EXERCISE TASK A
From the passage about Bulls fan Pfeiffer, output the portion from "A lifelong Chicagoan, Pfeiffer" up to and including "exclaimed on Twitter." with no changes.
EXERCISE TASK B
Render this sentence from the passage about Bulls fan Pfeiffer in Spanish: "Marc Silverman, one of the co-hosts, gave Pfeiffer the nickname."
EXERCISE TASK C
Resume the passage about Bulls fan Pfeiffer, writing on from its final sentence.
--- BEGIN SOURCE EXTRACT ---
For a fanbase shrouded in a fog of pessimism, one that shows a vocal disdain for the front office, Pfeiffer stands out as a lighthouse of optimism. He’s yelling his message across the city every chance he gets. “Let go of the hate,” he pleads.
“Literally everywhere I go, it always ends up in a conversation about the Bulls,” he told me, laughing. “My wife, at Christmas parties, she is often disgusted. It always ends up with me berating some non-believer or some former fan who’s now cheering for Minnesota.”
A lifelong Chicagoan, Pfeiffer has been a Bulls fan since he was 10 and the team drafted Michael Jordan. But the character of “See Red Fred” was born on the “Waddle & Silvy” show.
Marc Silverman, one of the co-hosts, gave Pfeiffer the nickname.
“He’s a Chicago treasure!” Silverman exclaimed on Twitter.
--- END SOURCE EXTRACT ---
--- BEGIN PROVIDED INFORMATION ---
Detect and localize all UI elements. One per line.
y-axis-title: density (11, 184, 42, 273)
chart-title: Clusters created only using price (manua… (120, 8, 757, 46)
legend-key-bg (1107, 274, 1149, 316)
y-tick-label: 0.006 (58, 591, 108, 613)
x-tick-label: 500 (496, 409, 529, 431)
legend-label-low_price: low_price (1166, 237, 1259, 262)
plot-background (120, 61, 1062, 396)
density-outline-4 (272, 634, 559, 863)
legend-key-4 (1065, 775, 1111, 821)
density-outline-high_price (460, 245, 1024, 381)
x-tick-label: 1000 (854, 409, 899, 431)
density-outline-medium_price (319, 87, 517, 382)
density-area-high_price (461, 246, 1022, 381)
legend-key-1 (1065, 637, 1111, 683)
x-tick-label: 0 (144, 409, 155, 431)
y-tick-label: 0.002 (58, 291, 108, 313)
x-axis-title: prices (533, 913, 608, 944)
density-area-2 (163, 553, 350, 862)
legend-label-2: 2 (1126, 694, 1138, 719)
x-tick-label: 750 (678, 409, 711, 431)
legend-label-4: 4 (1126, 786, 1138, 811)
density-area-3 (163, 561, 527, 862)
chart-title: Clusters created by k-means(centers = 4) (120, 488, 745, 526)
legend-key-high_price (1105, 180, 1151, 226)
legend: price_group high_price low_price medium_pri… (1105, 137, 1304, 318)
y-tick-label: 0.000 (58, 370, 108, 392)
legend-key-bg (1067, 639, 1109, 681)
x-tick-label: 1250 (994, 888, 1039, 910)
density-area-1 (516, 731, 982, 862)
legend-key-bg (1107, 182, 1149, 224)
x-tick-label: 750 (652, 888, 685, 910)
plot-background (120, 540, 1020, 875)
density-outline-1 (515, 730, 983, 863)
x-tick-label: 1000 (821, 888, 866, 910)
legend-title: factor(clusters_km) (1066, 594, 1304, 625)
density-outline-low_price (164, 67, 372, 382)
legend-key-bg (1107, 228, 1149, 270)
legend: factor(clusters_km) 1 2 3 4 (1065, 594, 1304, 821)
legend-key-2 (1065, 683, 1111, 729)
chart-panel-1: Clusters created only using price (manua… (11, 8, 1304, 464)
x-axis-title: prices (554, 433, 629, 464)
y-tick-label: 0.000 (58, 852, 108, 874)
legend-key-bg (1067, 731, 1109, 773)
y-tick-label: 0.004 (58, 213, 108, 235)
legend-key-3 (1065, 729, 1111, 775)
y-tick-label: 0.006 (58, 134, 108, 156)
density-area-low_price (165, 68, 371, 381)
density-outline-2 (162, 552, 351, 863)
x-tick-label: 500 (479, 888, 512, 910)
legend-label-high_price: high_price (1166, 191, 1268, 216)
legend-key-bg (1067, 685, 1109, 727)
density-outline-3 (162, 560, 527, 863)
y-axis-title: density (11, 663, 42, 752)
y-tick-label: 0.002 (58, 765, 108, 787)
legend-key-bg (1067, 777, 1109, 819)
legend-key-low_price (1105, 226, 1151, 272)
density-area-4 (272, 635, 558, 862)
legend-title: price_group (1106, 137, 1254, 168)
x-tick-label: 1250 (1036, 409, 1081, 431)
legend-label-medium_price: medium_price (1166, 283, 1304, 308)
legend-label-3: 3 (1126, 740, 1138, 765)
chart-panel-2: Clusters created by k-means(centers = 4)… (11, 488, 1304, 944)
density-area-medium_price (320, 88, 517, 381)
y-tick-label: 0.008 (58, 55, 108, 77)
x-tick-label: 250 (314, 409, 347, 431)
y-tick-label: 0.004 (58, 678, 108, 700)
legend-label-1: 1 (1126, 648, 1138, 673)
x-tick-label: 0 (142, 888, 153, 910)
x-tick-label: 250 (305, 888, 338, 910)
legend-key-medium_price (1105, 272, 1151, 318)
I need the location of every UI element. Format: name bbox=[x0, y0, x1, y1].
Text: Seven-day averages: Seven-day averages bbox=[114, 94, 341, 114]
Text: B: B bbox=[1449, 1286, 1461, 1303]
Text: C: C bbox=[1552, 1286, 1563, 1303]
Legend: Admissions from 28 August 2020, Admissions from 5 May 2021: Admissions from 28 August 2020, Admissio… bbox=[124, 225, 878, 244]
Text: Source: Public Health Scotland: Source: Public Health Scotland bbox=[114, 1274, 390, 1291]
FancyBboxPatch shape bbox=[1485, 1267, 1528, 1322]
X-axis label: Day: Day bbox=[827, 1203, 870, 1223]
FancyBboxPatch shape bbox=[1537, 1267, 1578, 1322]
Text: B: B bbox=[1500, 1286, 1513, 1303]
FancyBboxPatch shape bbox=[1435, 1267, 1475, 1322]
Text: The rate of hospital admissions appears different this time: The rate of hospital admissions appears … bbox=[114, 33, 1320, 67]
--- END PROVIDED INFORMATION ---
RIGHT ANSWER A
A lifelong Chicagoan, Pfeiffer has been a Bulls fan since he was 10 and the team drafted Michael Jordan. But the character of “See Red Fred” was born on the “Waddle & Silvy” show.
Marc Silverman, one of the co-hosts, gave Pfeiffer the nickname.
“He’s a Chicago treasure!” Silverman exclaimed on Twitter.

RIGHT ANSWER B
Marc Silverman, uno de los copresentadores, le puso el apodo a Pfeiffer.

RIGHT ANSWER C
Pfeiffer has started to gain a cult following on the show. Almost 1,800 people responded to a recent Twitter poll from Silverman, with 62 percent voting that they were a fan of his calls. One listener (jokingly?) asked him to serve as his life coach.
At home, Pfeiffer is a normal guy with a wife and two kids, both of whom he coaches in basketball. He works a job in business development and travels for much of the week. But get him talking about the Bulls and he shows he’s a little bit different.
“I’ll get a minute or two off my work day and I’ll run and I’ll try to get to a quiet place, and I’m pumped. I’m ready to rock,” Pfeiffer said of his weekly call-ins to the show. “I think they like me because I’m always prepared. I run counter to the narrative that this is a horrible situation.”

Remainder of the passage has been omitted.